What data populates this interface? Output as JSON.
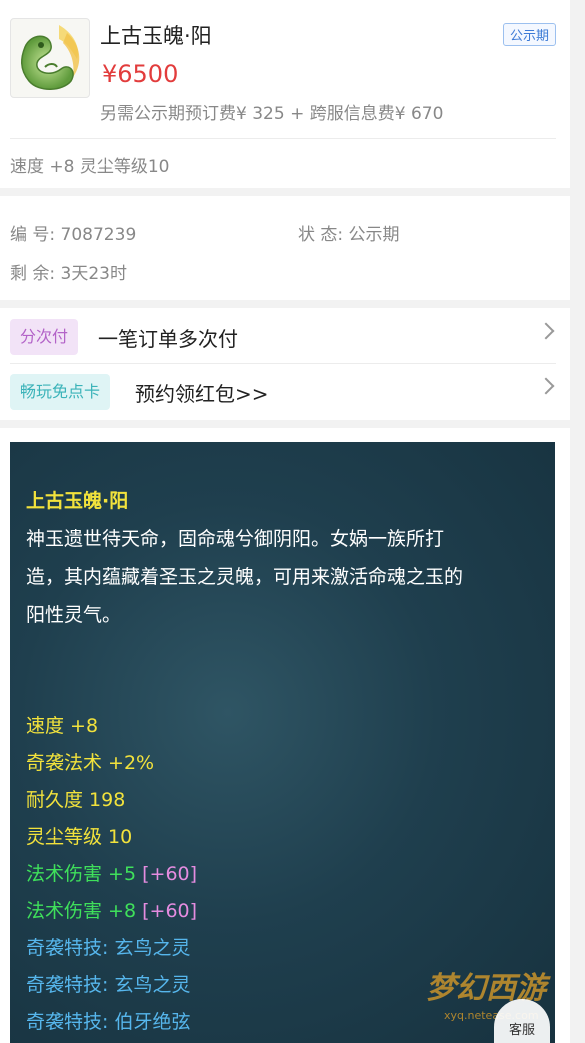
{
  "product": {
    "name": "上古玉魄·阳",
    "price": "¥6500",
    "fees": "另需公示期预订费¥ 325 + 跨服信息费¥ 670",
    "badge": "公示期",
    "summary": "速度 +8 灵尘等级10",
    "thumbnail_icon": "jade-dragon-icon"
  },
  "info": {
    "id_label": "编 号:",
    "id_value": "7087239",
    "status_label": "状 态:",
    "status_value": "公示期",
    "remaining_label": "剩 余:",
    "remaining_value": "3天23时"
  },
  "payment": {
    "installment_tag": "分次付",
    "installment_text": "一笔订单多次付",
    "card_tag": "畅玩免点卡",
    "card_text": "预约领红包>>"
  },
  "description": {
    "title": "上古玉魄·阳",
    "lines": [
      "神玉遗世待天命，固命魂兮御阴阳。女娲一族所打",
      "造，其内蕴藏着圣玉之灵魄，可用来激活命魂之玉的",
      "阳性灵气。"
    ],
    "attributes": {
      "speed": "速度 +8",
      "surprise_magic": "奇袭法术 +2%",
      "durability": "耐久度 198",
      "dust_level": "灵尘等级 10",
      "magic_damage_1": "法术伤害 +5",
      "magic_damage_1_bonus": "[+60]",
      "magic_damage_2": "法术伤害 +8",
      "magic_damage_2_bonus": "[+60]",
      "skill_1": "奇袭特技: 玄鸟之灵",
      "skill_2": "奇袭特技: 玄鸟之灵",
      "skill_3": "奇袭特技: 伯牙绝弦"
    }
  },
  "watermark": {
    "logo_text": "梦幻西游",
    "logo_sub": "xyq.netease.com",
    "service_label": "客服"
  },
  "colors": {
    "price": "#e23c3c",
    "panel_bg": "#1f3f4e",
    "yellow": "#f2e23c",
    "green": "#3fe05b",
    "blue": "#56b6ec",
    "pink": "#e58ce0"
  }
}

--

■ **What the task asks**
Leave out the pictures and give the listing above again exactly.

■ **Task solution**
What data populates this interface? Output as JSON.
{
  "product": {
    "name": "上古玉魄·阳",
    "price": "¥6500",
    "fees": "另需公示期预订费¥ 325 + 跨服信息费¥ 670",
    "badge": "公示期",
    "summary": "速度 +8 灵尘等级10",
    "thumbnail_icon": "jade-dragon-icon"
  },
  "info": {
    "id_label": "编 号:",
    "id_value": "7087239",
    "status_label": "状 态:",
    "status_value": "公示期",
    "remaining_label": "剩 余:",
    "remaining_value": "3天23时"
  },
  "payment": {
    "installment_tag": "分次付",
    "installment_text": "一笔订单多次付",
    "card_tag": "畅玩免点卡",
    "card_text": "预约领红包>>"
  },
  "description": {
    "title": "上古玉魄·阳",
    "lines": [
      "神玉遗世待天命，固命魂兮御阴阳。女娲一族所打",
      "造，其内蕴藏着圣玉之灵魄，可用来激活命魂之玉的",
      "阳性灵气。"
    ],
    "attributes": {
      "speed": "速度 +8",
      "surprise_magic": "奇袭法术 +2%",
      "durability": "耐久度 198",
      "dust_level": "灵尘等级 10",
      "magic_damage_1": "法术伤害 +5",
      "magic_damage_1_bonus": "[+60]",
      "magic_damage_2": "法术伤害 +8",
      "magic_damage_2_bonus": "[+60]",
      "skill_1": "奇袭特技: 玄鸟之灵",
      "skill_2": "奇袭特技: 玄鸟之灵",
      "skill_3": "奇袭特技: 伯牙绝弦"
    }
  },
  "watermark": {
    "logo_text": "梦幻西游",
    "logo_sub": "xyq.netease.com",
    "service_label": "客服"
  },
  "colors": {
    "price": "#e23c3c",
    "panel_bg": "#1f3f4e",
    "yellow": "#f2e23c",
    "green": "#3fe05b",
    "blue": "#56b6ec",
    "pink": "#e58ce0"
  }
}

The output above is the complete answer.